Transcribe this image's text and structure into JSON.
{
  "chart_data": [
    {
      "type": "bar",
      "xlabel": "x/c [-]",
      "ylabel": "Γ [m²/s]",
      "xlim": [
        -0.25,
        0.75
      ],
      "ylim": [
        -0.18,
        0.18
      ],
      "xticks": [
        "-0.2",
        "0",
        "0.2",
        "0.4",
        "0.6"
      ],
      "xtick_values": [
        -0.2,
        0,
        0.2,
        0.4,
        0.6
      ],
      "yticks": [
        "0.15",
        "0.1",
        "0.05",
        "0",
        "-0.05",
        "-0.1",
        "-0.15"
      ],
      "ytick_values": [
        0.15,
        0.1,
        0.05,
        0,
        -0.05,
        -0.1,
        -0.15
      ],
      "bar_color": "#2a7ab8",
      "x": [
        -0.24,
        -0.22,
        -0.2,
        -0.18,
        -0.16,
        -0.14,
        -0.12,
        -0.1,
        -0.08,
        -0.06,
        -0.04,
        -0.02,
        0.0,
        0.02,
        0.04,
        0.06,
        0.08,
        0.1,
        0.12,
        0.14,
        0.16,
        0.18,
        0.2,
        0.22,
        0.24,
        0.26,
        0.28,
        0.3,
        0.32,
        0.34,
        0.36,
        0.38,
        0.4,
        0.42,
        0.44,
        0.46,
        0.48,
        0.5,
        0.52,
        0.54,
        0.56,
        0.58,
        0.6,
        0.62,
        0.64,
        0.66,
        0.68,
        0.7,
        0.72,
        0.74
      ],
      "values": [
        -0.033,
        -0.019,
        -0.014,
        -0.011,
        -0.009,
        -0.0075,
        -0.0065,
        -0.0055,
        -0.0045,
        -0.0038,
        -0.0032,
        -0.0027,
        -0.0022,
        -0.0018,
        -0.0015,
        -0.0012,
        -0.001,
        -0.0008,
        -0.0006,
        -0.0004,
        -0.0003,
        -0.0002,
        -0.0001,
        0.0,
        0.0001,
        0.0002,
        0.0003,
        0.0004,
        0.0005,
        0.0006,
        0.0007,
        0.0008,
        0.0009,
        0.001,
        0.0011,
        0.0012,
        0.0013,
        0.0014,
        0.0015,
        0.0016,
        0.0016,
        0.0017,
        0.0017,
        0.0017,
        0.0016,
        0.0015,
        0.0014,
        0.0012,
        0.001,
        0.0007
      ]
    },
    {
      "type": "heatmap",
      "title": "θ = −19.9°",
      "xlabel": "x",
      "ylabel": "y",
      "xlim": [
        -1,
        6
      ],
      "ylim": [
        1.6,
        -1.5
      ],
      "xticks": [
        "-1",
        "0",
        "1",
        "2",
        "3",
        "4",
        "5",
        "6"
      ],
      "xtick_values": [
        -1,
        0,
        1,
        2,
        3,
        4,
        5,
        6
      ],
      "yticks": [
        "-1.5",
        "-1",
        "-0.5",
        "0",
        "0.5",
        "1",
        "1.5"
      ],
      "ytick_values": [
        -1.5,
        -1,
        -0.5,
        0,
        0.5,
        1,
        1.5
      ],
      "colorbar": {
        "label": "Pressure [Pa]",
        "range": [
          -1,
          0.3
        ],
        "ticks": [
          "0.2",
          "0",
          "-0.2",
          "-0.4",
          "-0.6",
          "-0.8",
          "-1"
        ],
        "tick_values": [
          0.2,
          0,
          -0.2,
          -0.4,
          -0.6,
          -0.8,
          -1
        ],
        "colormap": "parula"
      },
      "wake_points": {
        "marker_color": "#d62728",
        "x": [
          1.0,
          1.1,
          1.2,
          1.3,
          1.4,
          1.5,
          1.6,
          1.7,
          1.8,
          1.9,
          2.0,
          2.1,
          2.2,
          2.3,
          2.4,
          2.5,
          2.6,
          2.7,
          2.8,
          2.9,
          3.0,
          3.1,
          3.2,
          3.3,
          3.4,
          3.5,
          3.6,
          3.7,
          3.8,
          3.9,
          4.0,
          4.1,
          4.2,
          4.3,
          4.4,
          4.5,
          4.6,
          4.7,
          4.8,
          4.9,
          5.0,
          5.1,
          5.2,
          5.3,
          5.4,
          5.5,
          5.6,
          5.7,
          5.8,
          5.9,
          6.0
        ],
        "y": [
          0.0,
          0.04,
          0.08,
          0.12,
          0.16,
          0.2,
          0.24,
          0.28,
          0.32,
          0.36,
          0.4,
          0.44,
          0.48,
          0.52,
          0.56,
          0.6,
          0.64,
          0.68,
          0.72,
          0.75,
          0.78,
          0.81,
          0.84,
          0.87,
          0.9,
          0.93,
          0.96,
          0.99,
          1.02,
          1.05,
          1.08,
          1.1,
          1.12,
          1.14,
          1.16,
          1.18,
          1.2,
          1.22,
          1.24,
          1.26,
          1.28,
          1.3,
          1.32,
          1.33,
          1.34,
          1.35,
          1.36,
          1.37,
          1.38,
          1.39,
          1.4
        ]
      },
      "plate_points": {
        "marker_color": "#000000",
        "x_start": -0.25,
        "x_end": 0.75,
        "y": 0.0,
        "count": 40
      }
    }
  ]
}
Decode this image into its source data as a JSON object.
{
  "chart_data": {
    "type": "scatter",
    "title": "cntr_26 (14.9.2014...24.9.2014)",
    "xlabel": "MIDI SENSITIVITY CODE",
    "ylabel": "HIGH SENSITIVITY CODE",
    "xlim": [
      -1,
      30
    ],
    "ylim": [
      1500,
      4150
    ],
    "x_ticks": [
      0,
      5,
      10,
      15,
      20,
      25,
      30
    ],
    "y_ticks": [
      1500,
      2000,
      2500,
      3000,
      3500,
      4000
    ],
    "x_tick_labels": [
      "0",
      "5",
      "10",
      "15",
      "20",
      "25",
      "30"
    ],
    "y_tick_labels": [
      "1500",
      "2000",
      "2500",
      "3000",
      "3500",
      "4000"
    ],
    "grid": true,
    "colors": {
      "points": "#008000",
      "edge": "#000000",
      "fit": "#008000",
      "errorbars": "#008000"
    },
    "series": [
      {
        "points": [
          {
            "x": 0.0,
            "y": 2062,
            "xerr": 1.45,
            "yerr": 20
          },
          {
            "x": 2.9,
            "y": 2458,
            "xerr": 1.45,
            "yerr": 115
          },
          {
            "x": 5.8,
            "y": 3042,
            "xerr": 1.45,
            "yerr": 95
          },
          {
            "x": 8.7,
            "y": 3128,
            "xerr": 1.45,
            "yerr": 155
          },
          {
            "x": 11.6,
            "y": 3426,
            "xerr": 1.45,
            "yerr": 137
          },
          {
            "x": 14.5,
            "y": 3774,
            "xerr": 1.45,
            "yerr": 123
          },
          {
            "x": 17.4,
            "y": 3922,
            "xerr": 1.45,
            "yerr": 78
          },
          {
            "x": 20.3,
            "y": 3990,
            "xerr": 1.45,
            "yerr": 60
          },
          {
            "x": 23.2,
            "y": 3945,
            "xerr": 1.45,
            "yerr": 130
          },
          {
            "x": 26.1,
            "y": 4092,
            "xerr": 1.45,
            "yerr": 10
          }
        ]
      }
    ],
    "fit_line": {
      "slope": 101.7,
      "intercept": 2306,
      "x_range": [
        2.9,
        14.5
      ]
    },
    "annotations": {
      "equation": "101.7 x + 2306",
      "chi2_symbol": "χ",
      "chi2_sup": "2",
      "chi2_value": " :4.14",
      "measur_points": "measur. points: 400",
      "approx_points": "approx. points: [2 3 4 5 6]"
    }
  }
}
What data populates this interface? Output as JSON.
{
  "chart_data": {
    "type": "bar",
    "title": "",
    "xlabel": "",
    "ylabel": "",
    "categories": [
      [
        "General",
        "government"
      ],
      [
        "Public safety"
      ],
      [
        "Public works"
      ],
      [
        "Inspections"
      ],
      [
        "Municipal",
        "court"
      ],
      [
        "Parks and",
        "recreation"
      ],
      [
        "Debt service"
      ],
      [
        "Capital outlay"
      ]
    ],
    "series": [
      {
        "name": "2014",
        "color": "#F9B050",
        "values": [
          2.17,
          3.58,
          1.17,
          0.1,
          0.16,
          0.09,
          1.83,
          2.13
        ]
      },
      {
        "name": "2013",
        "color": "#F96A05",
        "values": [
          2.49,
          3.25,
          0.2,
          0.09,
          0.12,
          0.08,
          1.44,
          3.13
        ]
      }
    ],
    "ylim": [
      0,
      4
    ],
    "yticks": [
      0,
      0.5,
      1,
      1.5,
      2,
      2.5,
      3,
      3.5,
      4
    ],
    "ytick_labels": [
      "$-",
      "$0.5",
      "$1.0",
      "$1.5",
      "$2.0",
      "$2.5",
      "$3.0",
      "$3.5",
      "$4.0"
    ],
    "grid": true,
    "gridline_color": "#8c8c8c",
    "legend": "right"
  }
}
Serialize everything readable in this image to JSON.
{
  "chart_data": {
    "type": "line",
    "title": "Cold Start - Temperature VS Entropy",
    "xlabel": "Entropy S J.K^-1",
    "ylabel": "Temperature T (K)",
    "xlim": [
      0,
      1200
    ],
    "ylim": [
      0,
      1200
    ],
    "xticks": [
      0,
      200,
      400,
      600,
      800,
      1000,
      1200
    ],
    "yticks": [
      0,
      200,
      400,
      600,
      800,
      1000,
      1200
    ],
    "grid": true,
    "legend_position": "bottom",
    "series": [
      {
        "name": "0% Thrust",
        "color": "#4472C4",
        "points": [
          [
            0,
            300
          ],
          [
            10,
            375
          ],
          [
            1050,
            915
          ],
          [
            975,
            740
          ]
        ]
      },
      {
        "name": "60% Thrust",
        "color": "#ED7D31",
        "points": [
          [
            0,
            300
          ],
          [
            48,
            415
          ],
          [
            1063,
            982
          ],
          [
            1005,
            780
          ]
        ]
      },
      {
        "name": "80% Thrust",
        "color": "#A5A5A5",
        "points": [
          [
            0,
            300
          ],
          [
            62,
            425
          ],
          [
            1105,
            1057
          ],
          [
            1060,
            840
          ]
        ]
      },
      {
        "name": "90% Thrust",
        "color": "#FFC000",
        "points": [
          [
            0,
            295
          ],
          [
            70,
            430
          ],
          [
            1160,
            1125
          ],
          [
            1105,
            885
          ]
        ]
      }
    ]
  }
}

*****

> **EXERCISE PROMPT**:
Which lines in the records above contain the string "xlabel"? Copy each one.

> **FULL RESPONSE**:
      "xlabel": "x/c [-]",
      "xlabel": "x",
    "xlabel": "MIDI SENSITIVITY CODE",
    "xlabel": "",
    "xlabel": "Entropy S J.K^-1",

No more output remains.